* _GIVEN EXERCISE_: Check each line for the string "facilitating", then give only how many lines have it.

* _DATA ROWS_:
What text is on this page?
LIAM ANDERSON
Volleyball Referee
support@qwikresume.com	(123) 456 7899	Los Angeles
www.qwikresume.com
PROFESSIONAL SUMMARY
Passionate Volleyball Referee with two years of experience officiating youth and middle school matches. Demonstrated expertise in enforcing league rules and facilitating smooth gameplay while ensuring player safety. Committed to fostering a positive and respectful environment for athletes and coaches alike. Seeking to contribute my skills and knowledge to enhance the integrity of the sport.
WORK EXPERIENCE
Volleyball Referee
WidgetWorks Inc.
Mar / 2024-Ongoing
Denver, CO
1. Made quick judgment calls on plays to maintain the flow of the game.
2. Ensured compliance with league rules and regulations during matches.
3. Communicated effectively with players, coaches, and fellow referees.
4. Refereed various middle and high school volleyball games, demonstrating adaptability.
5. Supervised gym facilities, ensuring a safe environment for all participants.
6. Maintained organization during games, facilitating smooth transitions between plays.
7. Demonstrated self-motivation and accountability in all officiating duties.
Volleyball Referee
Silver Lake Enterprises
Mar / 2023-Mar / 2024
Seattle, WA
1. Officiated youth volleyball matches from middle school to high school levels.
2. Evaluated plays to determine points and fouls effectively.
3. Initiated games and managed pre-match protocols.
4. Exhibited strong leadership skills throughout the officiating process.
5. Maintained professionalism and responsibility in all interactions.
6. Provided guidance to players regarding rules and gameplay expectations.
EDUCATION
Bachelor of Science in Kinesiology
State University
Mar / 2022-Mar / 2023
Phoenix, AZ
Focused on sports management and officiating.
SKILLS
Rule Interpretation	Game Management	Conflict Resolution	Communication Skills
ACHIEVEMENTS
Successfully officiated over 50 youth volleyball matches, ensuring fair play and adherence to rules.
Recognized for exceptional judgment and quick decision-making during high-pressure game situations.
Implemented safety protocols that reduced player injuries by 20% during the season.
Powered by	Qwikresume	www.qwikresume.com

* _FULL SOLUTION_: 2